**Data records**
========================================

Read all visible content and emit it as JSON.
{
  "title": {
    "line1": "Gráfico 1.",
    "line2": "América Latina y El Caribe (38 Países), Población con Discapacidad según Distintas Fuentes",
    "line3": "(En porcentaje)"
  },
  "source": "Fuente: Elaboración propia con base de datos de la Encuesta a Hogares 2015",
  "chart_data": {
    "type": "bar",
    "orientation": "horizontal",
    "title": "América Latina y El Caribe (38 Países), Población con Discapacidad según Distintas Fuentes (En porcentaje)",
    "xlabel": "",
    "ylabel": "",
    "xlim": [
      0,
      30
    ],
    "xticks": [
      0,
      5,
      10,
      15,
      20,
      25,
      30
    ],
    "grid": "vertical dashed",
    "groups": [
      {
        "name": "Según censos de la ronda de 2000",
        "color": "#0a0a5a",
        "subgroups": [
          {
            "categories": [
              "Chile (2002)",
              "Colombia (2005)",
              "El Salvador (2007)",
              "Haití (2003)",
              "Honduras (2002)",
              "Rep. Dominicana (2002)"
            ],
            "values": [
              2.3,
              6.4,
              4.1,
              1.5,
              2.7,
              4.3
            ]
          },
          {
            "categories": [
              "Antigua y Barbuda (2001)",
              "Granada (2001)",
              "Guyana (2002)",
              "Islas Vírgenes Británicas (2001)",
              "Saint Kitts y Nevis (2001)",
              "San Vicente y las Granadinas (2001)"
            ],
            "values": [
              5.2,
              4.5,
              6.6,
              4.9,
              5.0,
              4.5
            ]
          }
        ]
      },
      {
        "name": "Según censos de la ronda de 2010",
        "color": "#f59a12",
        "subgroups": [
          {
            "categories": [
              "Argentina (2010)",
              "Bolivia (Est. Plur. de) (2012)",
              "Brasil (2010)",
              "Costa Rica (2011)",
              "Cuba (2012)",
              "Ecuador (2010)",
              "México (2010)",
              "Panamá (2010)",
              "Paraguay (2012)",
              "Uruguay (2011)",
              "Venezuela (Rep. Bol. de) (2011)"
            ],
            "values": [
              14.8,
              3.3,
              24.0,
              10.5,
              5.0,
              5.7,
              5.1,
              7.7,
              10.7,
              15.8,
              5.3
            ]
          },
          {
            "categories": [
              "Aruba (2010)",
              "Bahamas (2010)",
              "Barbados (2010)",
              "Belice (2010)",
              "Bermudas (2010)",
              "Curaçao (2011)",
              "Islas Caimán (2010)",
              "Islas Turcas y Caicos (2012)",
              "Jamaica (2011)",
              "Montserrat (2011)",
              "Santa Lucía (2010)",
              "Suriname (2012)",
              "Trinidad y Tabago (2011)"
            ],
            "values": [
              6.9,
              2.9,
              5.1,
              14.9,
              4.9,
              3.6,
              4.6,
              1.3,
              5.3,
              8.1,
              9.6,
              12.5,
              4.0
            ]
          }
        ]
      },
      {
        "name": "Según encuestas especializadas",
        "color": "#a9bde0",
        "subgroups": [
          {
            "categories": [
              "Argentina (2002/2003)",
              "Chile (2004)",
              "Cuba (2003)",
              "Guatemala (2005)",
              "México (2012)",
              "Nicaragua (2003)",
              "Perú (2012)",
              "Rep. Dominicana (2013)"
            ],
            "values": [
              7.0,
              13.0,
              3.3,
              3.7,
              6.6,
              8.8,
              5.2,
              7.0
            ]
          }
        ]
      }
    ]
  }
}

========================================

**Prompt**
Whenever a line above contains "title", copy that line.

**Written solution**
  "title": {
    "title": "América Latina y El Caribe (38 Países), Población con Discapacidad según Distintas Fuentes (En porcentaje)",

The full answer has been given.